• Goal: State how many lines in these records contain the word "zarejestrowani", and nothing else.

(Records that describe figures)
☆ ☆ ☆ ☆
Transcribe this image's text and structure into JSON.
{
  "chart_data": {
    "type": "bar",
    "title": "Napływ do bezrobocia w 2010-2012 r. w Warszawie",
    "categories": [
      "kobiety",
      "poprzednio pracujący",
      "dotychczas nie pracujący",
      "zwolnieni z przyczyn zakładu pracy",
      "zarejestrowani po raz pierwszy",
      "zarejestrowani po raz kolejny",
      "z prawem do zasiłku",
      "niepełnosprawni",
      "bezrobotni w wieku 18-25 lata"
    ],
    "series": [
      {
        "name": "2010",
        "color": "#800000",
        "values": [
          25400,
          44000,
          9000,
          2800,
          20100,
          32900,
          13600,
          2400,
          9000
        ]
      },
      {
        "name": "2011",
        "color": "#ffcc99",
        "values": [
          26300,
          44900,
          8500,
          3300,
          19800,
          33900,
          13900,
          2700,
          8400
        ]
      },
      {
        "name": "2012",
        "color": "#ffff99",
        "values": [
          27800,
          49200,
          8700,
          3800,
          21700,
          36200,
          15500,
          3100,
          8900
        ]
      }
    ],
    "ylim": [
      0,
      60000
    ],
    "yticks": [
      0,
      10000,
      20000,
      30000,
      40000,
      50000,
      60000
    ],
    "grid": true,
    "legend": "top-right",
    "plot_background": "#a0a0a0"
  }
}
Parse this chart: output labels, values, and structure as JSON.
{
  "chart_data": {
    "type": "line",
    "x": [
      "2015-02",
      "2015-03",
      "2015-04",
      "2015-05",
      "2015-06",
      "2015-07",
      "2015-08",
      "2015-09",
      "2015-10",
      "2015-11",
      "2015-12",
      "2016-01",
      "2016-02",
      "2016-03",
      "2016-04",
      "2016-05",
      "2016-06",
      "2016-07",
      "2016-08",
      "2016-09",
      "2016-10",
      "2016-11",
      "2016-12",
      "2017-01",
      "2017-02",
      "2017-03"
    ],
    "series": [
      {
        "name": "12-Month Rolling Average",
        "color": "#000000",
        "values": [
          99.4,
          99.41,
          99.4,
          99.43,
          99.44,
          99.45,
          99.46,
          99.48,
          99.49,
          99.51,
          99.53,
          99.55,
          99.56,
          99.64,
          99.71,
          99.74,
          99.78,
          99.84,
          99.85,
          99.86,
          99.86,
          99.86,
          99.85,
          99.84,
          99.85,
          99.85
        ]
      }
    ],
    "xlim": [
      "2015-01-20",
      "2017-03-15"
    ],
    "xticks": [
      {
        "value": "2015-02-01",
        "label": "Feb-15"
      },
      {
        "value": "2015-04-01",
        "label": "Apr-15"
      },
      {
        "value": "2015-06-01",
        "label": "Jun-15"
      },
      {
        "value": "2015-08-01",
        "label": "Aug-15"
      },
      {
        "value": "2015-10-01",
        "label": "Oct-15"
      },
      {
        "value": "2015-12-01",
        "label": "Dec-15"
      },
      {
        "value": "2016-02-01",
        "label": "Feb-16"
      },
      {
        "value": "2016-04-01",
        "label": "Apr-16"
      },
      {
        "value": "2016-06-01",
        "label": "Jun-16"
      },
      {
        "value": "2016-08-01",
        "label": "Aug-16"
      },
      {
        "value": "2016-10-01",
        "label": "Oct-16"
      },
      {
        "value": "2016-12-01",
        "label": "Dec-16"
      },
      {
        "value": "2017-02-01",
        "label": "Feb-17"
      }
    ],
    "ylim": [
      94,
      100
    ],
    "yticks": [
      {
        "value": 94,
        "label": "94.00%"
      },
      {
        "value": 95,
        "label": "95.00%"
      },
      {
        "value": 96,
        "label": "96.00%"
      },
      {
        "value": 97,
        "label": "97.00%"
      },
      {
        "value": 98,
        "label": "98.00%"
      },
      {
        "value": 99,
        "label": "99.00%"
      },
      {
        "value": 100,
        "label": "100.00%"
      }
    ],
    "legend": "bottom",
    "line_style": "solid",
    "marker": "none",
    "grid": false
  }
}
☆ ☆ ☆ ☆
• The completed task: 2